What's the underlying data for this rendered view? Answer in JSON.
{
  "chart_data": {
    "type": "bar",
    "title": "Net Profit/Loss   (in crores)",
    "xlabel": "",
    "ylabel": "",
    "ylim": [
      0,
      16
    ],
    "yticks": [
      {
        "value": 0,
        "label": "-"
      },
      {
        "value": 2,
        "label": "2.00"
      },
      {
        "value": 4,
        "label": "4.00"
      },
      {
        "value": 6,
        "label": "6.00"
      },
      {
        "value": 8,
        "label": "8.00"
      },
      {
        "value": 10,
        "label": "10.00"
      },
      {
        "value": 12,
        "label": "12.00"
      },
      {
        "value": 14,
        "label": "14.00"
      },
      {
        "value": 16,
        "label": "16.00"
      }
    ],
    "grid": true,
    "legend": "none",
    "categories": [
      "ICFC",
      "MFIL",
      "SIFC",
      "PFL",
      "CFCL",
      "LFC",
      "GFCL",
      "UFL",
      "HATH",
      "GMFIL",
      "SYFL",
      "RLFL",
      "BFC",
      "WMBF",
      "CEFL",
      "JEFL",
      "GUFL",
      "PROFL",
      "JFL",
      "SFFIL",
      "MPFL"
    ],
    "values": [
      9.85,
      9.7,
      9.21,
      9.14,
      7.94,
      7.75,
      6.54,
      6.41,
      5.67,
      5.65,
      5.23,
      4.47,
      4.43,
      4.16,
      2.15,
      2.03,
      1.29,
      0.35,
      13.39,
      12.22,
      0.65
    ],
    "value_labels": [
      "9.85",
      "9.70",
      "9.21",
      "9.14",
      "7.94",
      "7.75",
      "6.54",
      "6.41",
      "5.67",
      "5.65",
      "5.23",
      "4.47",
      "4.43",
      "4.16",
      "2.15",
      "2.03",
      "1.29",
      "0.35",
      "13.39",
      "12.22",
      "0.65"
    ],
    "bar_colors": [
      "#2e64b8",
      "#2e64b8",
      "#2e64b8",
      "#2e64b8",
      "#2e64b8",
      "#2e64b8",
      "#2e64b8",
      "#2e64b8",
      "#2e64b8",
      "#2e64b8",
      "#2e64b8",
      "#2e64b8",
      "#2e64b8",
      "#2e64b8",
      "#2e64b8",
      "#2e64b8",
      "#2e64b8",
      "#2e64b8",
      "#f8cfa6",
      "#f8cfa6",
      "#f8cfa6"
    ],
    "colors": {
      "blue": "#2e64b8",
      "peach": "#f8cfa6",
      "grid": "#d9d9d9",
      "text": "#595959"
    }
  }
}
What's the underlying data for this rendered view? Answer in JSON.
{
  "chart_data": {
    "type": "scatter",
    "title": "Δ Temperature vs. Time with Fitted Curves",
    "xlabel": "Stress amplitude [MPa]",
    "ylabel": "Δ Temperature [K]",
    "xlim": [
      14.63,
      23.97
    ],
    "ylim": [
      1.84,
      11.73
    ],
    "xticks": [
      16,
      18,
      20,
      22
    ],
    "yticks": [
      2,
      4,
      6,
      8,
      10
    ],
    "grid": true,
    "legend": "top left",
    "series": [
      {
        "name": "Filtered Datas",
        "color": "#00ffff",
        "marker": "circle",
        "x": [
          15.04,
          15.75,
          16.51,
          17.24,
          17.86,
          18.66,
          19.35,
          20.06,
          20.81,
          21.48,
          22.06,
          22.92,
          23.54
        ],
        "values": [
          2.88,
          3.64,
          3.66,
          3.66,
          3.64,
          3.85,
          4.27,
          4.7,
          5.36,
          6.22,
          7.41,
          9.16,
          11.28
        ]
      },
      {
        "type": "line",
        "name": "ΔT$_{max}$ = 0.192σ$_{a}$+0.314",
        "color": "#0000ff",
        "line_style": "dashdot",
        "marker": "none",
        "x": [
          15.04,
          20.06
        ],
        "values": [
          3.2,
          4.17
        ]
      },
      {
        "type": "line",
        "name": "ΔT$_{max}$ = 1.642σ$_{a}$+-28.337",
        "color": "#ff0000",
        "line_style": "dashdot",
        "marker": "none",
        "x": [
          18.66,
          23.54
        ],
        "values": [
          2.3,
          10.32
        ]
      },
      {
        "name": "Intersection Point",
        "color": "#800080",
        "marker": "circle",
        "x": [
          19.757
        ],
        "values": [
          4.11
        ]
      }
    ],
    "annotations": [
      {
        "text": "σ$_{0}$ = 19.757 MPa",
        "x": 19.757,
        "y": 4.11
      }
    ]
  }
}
====
[DIRECTION] All of the entries above must be quoted exactly.

[TASK OUTPUT]
What's the underlying data for this rendered view? Answer in JSON.
{
  "chart_data": {
    "type": "bar",
    "title": "Net Profit/Loss   (in crores)",
    "xlabel": "",
    "ylabel": "",
    "ylim": [
      0,
      16
    ],
    "yticks": [
      {
        "value": 0,
        "label": "-"
      },
      {
        "value": 2,
        "label": "2.00"
      },
      {
        "value": 4,
        "label": "4.00"
      },
      {
        "value": 6,
        "label": "6.00"
      },
      {
        "value": 8,
        "label": "8.00"
      },
      {
        "value": 10,
        "label": "10.00"
      },
      {
        "value": 12,
        "label": "12.00"
      },
      {
        "value": 14,
        "label": "14.00"
      },
      {
        "value": 16,
        "label": "16.00"
      }
    ],
    "grid": true,
    "legend": "none",
    "categories": [
      "ICFC",
      "MFIL",
      "SIFC",
      "PFL",
      "CFCL",
      "LFC",
      "GFCL",
      "UFL",
      "HATH",
      "GMFIL",
      "SYFL",
      "RLFL",
      "BFC",
      "WMBF",
      "CEFL",
      "JEFL",
      "GUFL",
      "PROFL",
      "JFL",
      "SFFIL",
      "MPFL"
    ],
    "values": [
      9.85,
      9.7,
      9.21,
      9.14,
      7.94,
      7.75,
      6.54,
      6.41,
      5.67,
      5.65,
      5.23,
      4.47,
      4.43,
      4.16,
      2.15,
      2.03,
      1.29,
      0.35,
      13.39,
      12.22,
      0.65
    ],
    "value_labels": [
      "9.85",
      "9.70",
      "9.21",
      "9.14",
      "7.94",
      "7.75",
      "6.54",
      "6.41",
      "5.67",
      "5.65",
      "5.23",
      "4.47",
      "4.43",
      "4.16",
      "2.15",
      "2.03",
      "1.29",
      "0.35",
      "13.39",
      "12.22",
      "0.65"
    ],
    "bar_colors": [
      "#2e64b8",
      "#2e64b8",
      "#2e64b8",
      "#2e64b8",
      "#2e64b8",
      "#2e64b8",
      "#2e64b8",
      "#2e64b8",
      "#2e64b8",
      "#2e64b8",
      "#2e64b8",
      "#2e64b8",
      "#2e64b8",
      "#2e64b8",
      "#2e64b8",
      "#2e64b8",
      "#2e64b8",
      "#2e64b8",
      "#f8cfa6",
      "#f8cfa6",
      "#f8cfa6"
    ],
    "colors": {
      "blue": "#2e64b8",
      "peach": "#f8cfa6",
      "grid": "#d9d9d9",
      "text": "#595959"
    }
  }
}
What's the underlying data for this rendered view? Answer in JSON.
{
  "chart_data": {
    "type": "scatter",
    "title": "Δ Temperature vs. Time with Fitted Curves",
    "xlabel": "Stress amplitude [MPa]",
    "ylabel": "Δ Temperature [K]",
    "xlim": [
      14.63,
      23.97
    ],
    "ylim": [
      1.84,
      11.73
    ],
    "xticks": [
      16,
      18,
      20,
      22
    ],
    "yticks": [
      2,
      4,
      6,
      8,
      10
    ],
    "grid": true,
    "legend": "top left",
    "series": [
      {
        "name": "Filtered Datas",
        "color": "#00ffff",
        "marker": "circle",
        "x": [
          15.04,
          15.75,
          16.51,
          17.24,
          17.86,
          18.66,
          19.35,
          20.06,
          20.81,
          21.48,
          22.06,
          22.92,
          23.54
        ],
        "values": [
          2.88,
          3.64,
          3.66,
          3.66,
          3.64,
          3.85,
          4.27,
          4.7,
          5.36,
          6.22,
          7.41,
          9.16,
          11.28
        ]
      },
      {
        "type": "line",
        "name": "ΔT$_{max}$ = 0.192σ$_{a}$+0.314",
        "color": "#0000ff",
        "line_style": "dashdot",
        "marker": "none",
        "x": [
          15.04,
          20.06
        ],
        "values": [
          3.2,
          4.17
        ]
      },
      {
        "type": "line",
        "name": "ΔT$_{max}$ = 1.642σ$_{a}$+-28.337",
        "color": "#ff0000",
        "line_style": "dashdot",
        "marker": "none",
        "x": [
          18.66,
          23.54
        ],
        "values": [
          2.3,
          10.32
        ]
      },
      {
        "name": "Intersection Point",
        "color": "#800080",
        "marker": "circle",
        "x": [
          19.757
        ],
        "values": [
          4.11
        ]
      }
    ],
    "annotations": [
      {
        "text": "σ$_{0}$ = 19.757 MPa",
        "x": 19.757,
        "y": 4.11
      }
    ]
  }
}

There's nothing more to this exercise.